+++ MATERIAL SHOWN

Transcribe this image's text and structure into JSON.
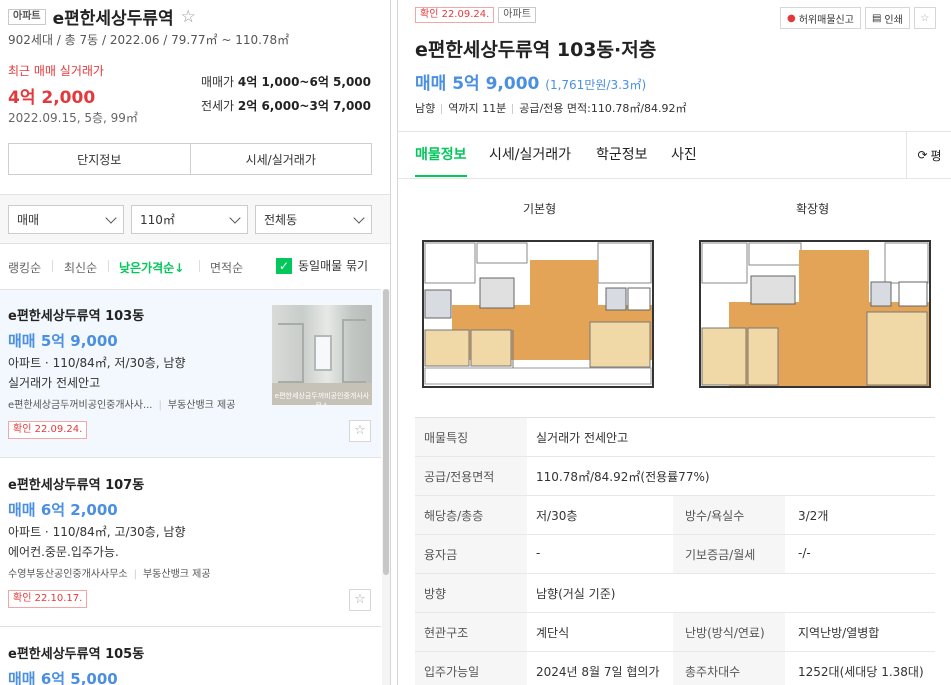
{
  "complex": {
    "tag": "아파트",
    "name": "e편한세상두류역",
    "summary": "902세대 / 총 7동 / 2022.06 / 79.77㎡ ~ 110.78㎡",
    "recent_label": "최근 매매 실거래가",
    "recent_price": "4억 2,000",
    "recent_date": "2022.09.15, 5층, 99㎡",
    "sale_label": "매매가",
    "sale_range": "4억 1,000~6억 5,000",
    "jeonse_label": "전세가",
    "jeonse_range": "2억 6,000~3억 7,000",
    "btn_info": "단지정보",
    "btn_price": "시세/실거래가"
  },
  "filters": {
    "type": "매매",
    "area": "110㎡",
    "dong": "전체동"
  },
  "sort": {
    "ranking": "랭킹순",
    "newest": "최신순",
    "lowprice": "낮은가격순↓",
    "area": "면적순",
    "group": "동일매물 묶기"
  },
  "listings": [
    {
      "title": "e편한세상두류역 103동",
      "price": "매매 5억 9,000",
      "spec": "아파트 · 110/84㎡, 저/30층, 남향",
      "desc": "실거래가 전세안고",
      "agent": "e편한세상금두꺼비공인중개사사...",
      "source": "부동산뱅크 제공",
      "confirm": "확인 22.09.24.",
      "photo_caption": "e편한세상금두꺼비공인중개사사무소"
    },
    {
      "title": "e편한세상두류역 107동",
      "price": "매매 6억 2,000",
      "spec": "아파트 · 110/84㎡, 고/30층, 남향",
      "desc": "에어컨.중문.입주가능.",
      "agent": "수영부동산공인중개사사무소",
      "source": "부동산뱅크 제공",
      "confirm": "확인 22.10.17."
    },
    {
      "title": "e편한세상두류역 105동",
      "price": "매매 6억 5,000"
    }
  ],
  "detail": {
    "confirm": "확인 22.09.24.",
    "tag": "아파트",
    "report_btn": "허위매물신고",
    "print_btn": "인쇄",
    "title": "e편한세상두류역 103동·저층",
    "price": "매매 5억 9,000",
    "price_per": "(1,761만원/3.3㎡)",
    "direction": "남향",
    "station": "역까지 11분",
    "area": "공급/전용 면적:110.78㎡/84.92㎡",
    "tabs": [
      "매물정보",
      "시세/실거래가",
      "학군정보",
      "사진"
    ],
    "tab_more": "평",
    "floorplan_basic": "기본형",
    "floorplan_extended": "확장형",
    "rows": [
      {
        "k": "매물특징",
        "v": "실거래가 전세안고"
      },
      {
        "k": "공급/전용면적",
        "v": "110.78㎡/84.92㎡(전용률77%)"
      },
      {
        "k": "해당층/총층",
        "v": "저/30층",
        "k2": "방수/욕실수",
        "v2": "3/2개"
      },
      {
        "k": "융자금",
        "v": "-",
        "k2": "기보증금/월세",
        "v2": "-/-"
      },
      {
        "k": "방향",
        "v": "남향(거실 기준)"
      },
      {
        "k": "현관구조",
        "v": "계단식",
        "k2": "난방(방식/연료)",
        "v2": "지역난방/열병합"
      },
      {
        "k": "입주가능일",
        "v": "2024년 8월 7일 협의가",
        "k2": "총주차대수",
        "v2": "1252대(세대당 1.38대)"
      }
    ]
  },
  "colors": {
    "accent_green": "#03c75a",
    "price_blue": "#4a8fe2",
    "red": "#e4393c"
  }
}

++++++
+++ MATERIAL SHOWN

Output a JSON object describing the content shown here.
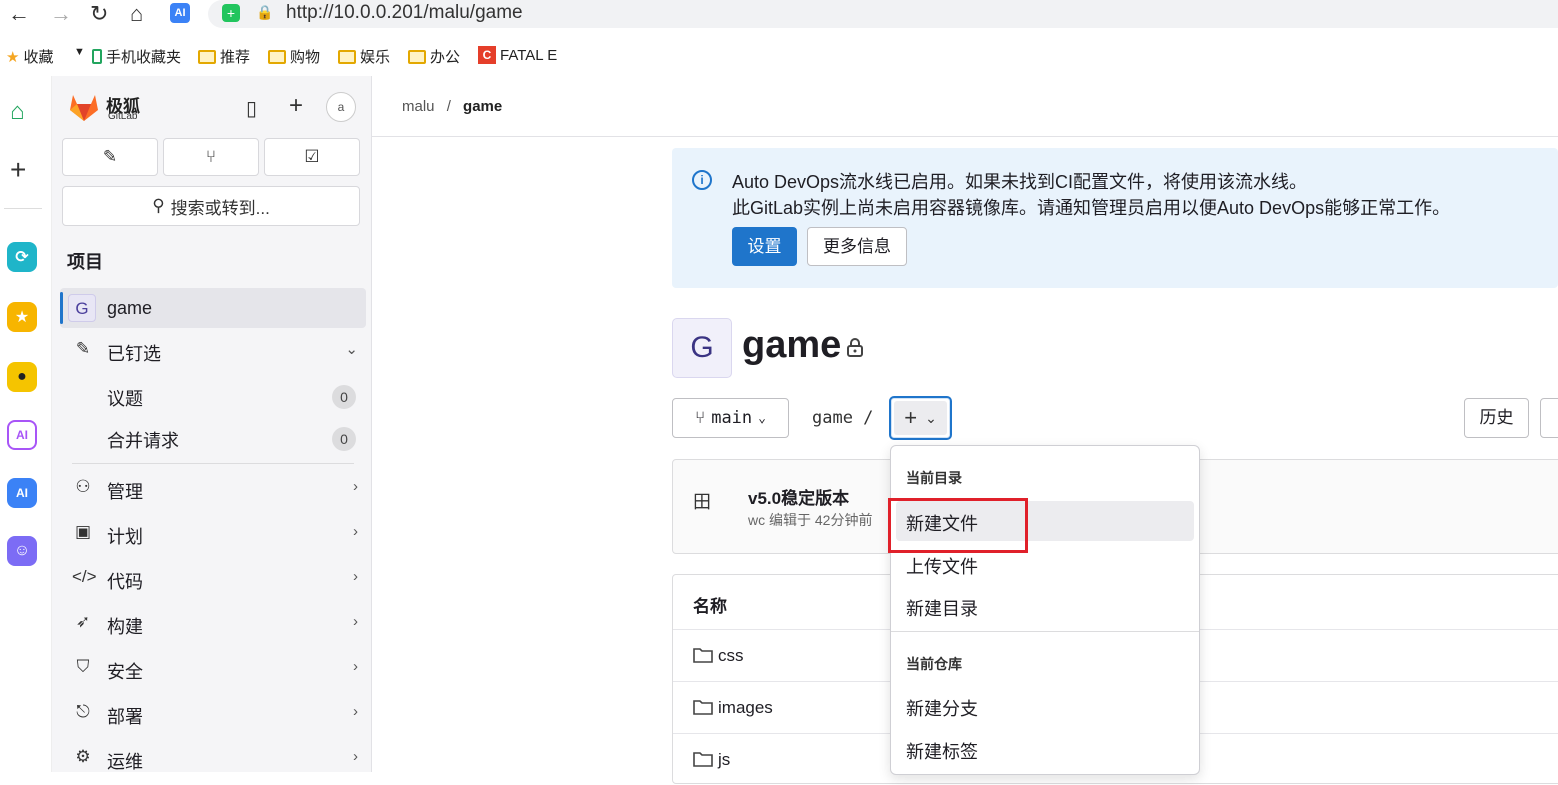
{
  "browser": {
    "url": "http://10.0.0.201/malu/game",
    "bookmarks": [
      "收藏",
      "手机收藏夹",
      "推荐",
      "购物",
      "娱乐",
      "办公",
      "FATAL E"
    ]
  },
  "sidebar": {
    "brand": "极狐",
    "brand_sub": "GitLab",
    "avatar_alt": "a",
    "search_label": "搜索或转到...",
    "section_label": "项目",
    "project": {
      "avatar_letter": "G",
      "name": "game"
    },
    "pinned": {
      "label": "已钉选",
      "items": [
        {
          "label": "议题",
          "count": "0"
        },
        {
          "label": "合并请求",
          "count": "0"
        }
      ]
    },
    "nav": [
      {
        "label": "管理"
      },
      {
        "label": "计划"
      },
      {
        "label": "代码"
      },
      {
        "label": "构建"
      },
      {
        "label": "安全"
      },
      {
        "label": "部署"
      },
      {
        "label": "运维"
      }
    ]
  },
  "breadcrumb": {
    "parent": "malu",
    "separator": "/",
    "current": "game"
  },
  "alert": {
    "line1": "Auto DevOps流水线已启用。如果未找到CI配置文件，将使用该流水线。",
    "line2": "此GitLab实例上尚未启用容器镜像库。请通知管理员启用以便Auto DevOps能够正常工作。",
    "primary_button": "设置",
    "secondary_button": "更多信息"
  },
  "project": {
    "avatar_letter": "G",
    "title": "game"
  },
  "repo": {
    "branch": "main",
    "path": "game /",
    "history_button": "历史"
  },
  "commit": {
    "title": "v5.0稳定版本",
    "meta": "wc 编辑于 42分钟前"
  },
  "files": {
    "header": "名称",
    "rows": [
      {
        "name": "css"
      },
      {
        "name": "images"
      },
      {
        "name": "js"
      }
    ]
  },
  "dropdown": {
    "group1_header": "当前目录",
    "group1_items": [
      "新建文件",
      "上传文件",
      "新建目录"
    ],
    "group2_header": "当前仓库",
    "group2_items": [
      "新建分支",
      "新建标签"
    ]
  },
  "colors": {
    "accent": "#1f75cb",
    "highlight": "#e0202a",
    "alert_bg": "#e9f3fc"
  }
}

++++++

Report every line in the data above in which the word "spec" appears.

      "spec": "아파트 · 110/84㎡, 저/30층, 남향",
      "spec": "아파트 · 110/84㎡, 고/30층, 남향",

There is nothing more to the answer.